Gather from the material every line that contains the string "this".

* START ENTRIES *

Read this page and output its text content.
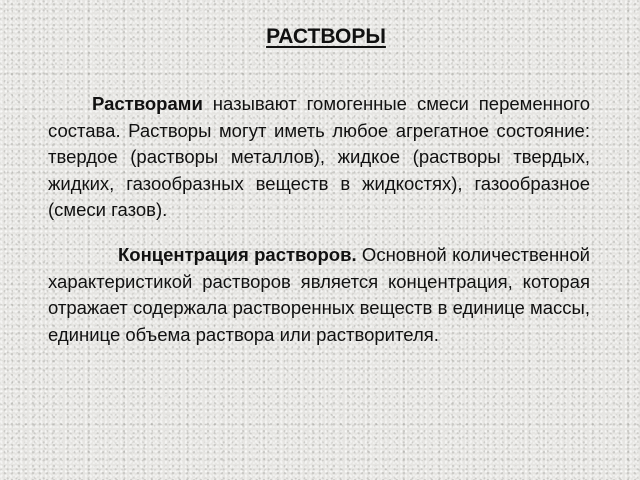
РАСТВОРЫ

Растворами называют гомогенные смеси переменного состава. Растворы могут иметь любое агрегатное состояние: твердое (растворы металлов), жидкое (растворы твердых, жидких, газообразных веществ в жидкостях), газообразное (смеси газов).

Концентрация растворов. Основной количественной характеристикой растворов является концентрация, которая отражает содержала растворенных веществ в единице массы, единице объема раствора или растворителя.
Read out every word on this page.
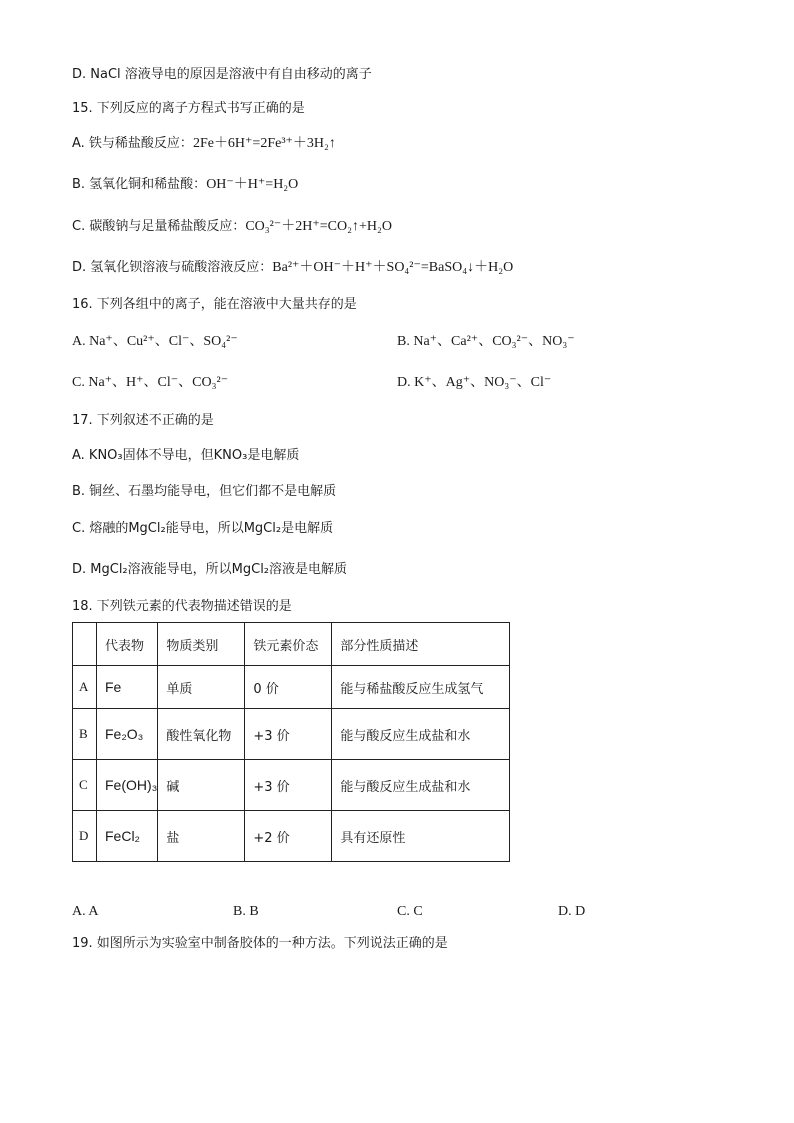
D. NaCl 溶液导电的原因是溶液中有自由移动的离子
15. 下列反应的离子方程式书写正确的是
A. 铁与稀盐酸反应：2Fe＋6H⁺=2Fe³⁺＋3H₂↑
B. 氢氧化铜和稀盐酸：OH⁻＋H⁺=H₂O
C. 碳酸钠与足量稀盐酸反应：CO₃²⁻＋2H⁺=CO₂↑+H₂O
D. 氢氧化钡溶液与硫酸溶液反应：Ba²⁺＋OH⁻＋H⁺＋SO₄²⁻=BaSO₄↓＋H₂O
16. 下列各组中的离子，能在溶液中大量共存的是
A. Na⁺、Cu²⁺、Cl⁻、SO₄²⁻	B. Na⁺、Ca²⁺、CO₃²⁻、NO₃⁻
C. Na⁺、H⁺、Cl⁻、CO₃²⁻	D. K⁺、Ag⁺、NO₃⁻、Cl⁻
17. 下列叙述不正确的是
A. KNO₃固体不导电，但KNO₃是电解质
B. 铜丝、石墨均能导电，但它们都不是电解质
C. 熔融的MgCl₂能导电，所以MgCl₂是电解质
D. MgCl₂溶液能导电，所以MgCl₂溶液是电解质
18. 下列铁元素的代表物描述错误的是
	代表物	物质类别	铁元素价态	部分性质描述
A	Fe	单质	0 价	能与稀盐酸反应生成氢气
B	Fe₂O₃	酸性氧化物	+3 价	能与酸反应生成盐和水
C	Fe(OH)₃	碱	+3 价	能与酸反应生成盐和水
D	FeCl₂	盐	+2 价	具有还原性
A. A	B. B	C. C	D. D
19. 如图所示为实验室中制备胶体的一种方法。下列说法正确的是
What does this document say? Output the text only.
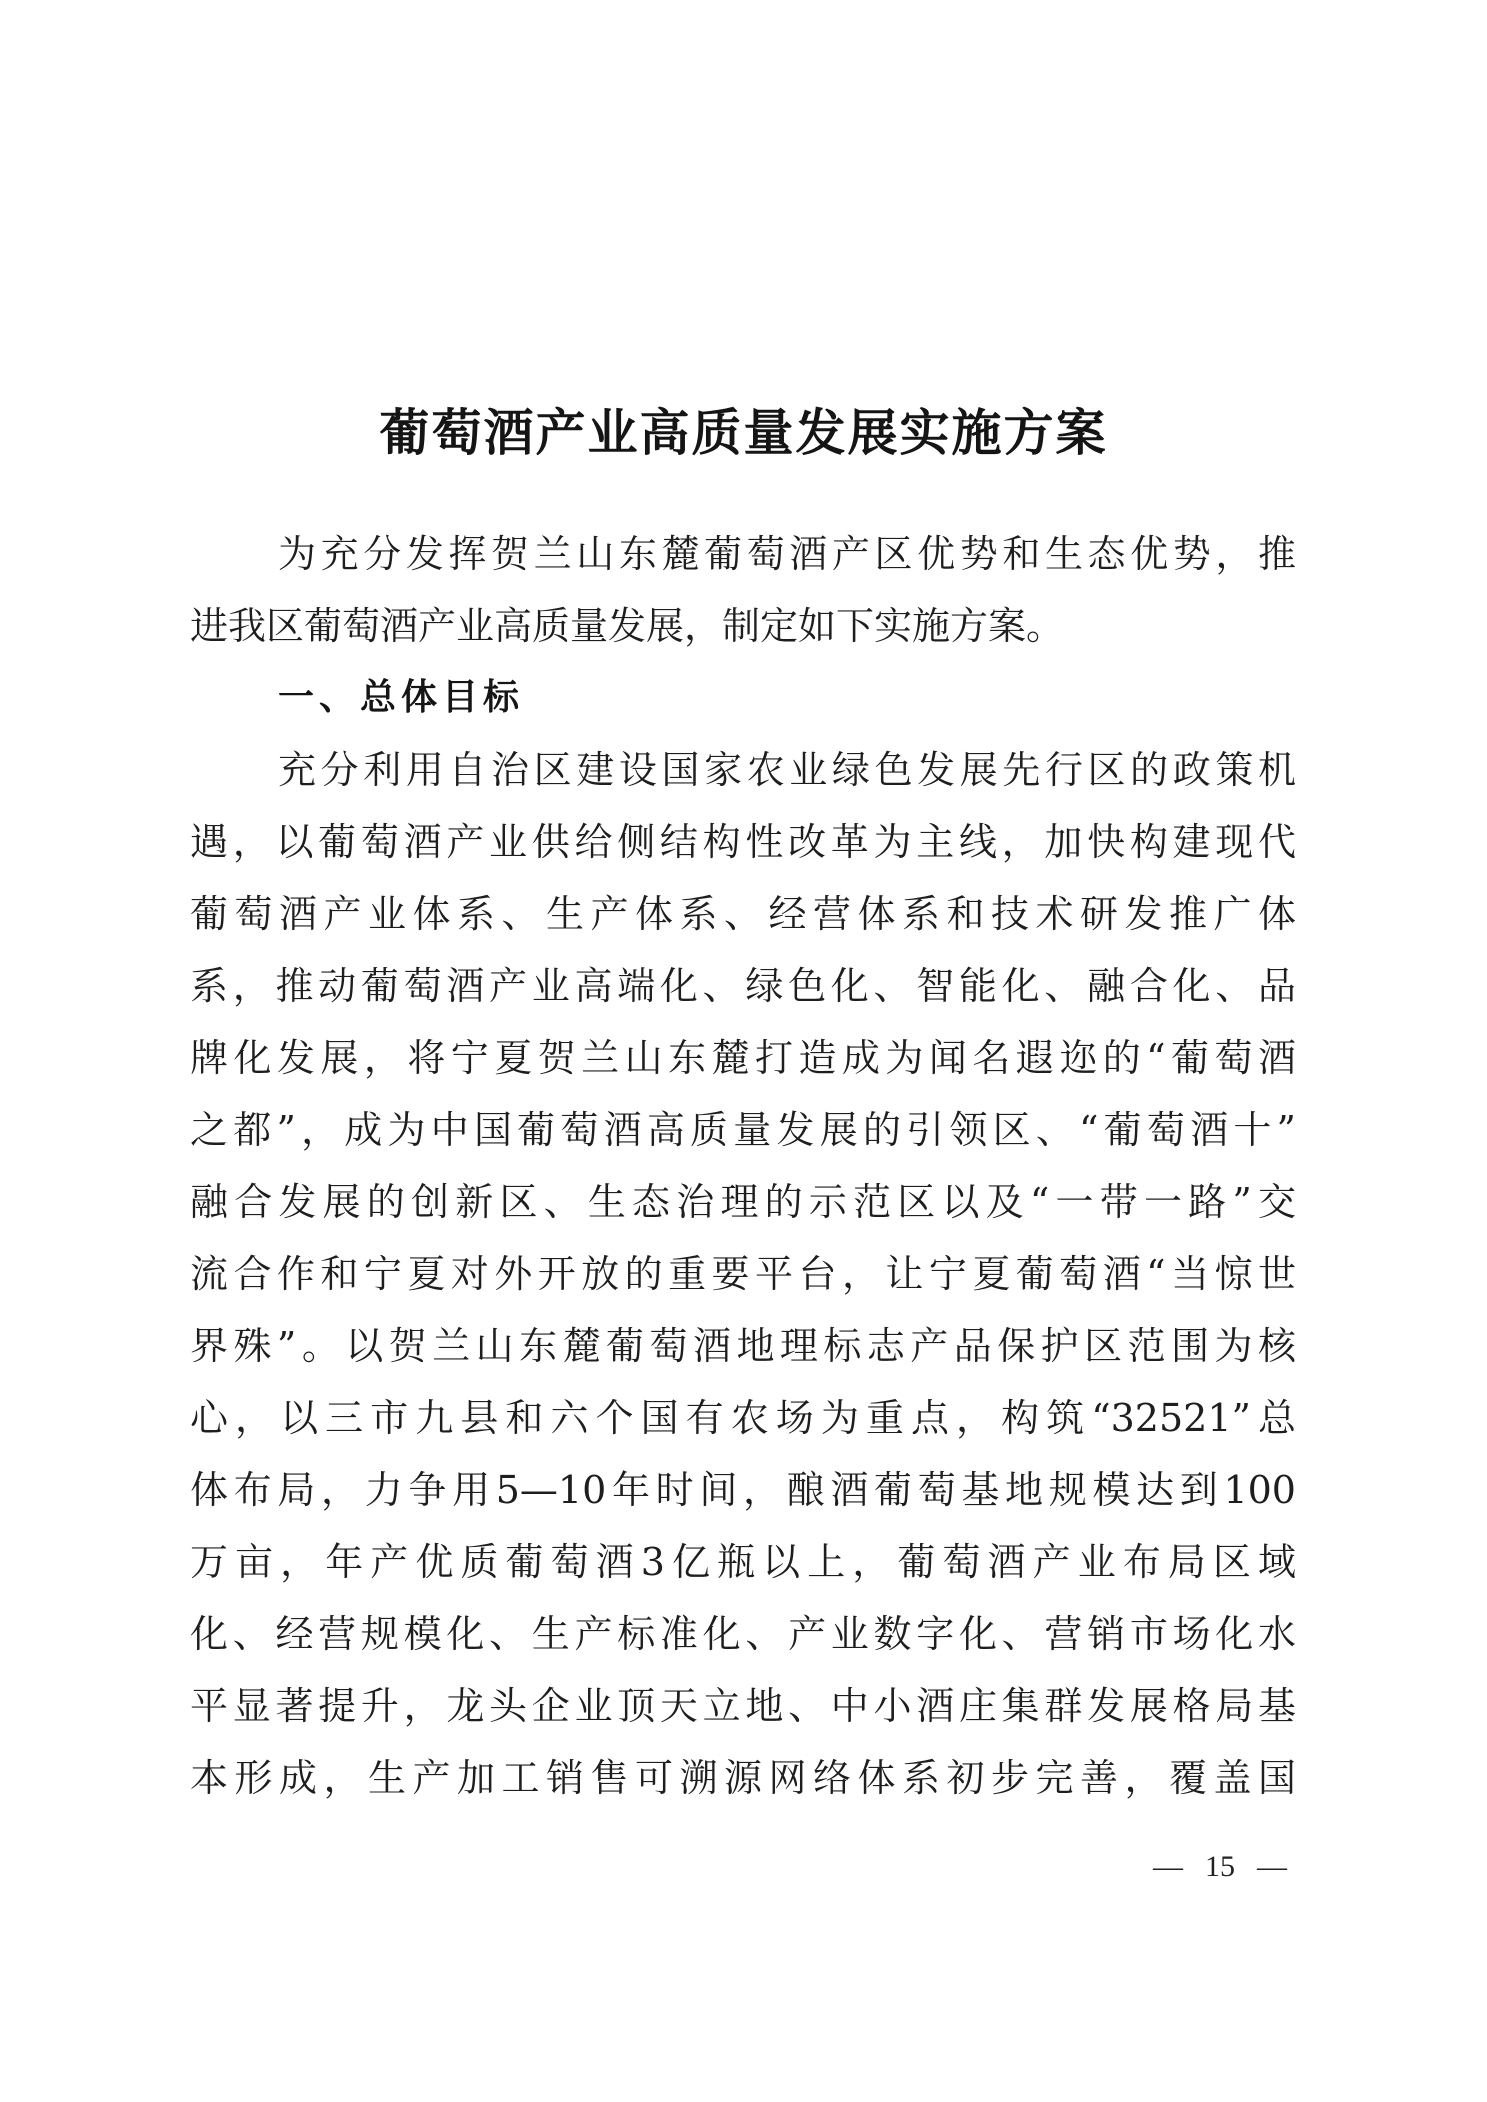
葡萄酒产业高质量发展实施方案
为充分发挥贺兰山东麓葡萄酒产区优势和生态优势，推
进我区葡萄酒产业高质量发展，制定如下实施方案。
一、总体目标
充分利用自治区建设国家农业绿色发展先行区的政策机
遇，以葡萄酒产业供给侧结构性改革为主线，加快构建现代
葡萄酒产业体系、生产体系、经营体系和技术研发推广体
系，推动葡萄酒产业高端化、绿色化、智能化、融合化、品
牌化发展，将宁夏贺兰山东麓打造成为闻名遐迩的“葡萄酒
之都”，成为中国葡萄酒高质量发展的引领区、“葡萄酒十”
融合发展的创新区、生态治理的示范区以及“一带一路”交
流合作和宁夏对外开放的重要平台，让宁夏葡萄酒“当惊世
界殊”。以贺兰山东麓葡萄酒地理标志产品保护区范围为核
心，以三市九县和六个国有农场为重点，构筑“32521”总
体布局，力争用5—10年时间，酿酒葡萄基地规模达到100
万亩，年产优质葡萄酒3亿瓶以上，葡萄酒产业布局区域
化、经营规模化、生产标准化、产业数字化、营销市场化水
平显著提升，龙头企业顶天立地、中小酒庄集群发展格局基
本形成，生产加工销售可溯源网络体系初步完善，覆盖国
— 15 —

* END ENTRIES *

▶ [THE COMPLETED TASK]:
Read this page and output its text content.
Read out every word on this page.
What does this document say? Output the text only.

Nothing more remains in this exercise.